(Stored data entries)
+--

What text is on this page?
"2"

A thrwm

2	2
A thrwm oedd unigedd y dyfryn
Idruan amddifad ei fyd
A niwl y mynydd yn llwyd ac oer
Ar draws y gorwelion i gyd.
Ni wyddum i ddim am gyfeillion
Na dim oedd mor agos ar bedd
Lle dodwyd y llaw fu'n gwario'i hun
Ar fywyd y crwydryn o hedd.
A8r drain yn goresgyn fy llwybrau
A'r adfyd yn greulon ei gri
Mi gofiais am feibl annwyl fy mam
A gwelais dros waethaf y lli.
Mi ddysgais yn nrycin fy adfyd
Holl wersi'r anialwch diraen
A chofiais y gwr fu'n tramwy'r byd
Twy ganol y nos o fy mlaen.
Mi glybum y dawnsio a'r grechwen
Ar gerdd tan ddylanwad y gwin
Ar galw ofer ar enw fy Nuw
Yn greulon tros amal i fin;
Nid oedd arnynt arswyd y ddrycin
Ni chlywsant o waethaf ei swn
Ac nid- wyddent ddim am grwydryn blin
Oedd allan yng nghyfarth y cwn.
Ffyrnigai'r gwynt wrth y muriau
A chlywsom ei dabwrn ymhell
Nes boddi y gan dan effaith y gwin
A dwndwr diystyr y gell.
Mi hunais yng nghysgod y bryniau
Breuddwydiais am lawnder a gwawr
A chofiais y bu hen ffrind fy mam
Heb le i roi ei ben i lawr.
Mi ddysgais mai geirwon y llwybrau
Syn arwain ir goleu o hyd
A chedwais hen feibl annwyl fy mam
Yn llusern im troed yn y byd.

+--

THE PROBLEM: Each entry above is to be set down again in exactly the same words.

EXPECTED OUTPUT:
What text is on this page?
"2"

A thrwm

2	2
A thrwm oedd unigedd y dyfryn
Idruan amddifad ei fyd
A niwl y mynydd yn llwyd ac oer
Ar draws y gorwelion i gyd.
Ni wyddum i ddim am gyfeillion
Na dim oedd mor agos ar bedd
Lle dodwyd y llaw fu'n gwario'i hun
Ar fywyd y crwydryn o hedd.
A8r drain yn goresgyn fy llwybrau
A'r adfyd yn greulon ei gri
Mi gofiais am feibl annwyl fy mam
A gwelais dros waethaf y lli.
Mi ddysgais yn nrycin fy adfyd
Holl wersi'r anialwch diraen
A chofiais y gwr fu'n tramwy'r byd
Twy ganol y nos o fy mlaen.
Mi glybum y dawnsio a'r grechwen
Ar gerdd tan ddylanwad y gwin
Ar galw ofer ar enw fy Nuw
Yn greulon tros amal i fin;
Nid oedd arnynt arswyd y ddrycin
Ni chlywsant o waethaf ei swn
Ac nid- wyddent ddim am grwydryn blin
Oedd allan yng nghyfarth y cwn.
Ffyrnigai'r gwynt wrth y muriau
A chlywsom ei dabwrn ymhell
Nes boddi y gan dan effaith y gwin
A dwndwr diystyr y gell.
Mi hunais yng nghysgod y bryniau
Breuddwydiais am lawnder a gwawr
A chofiais y bu hen ffrind fy mam
Heb le i roi ei ben i lawr.
Mi ddysgais mai geirwon y llwybrau
Syn arwain ir goleu o hyd
A chedwais hen feibl annwyl fy mam
Yn llusern im troed yn y byd.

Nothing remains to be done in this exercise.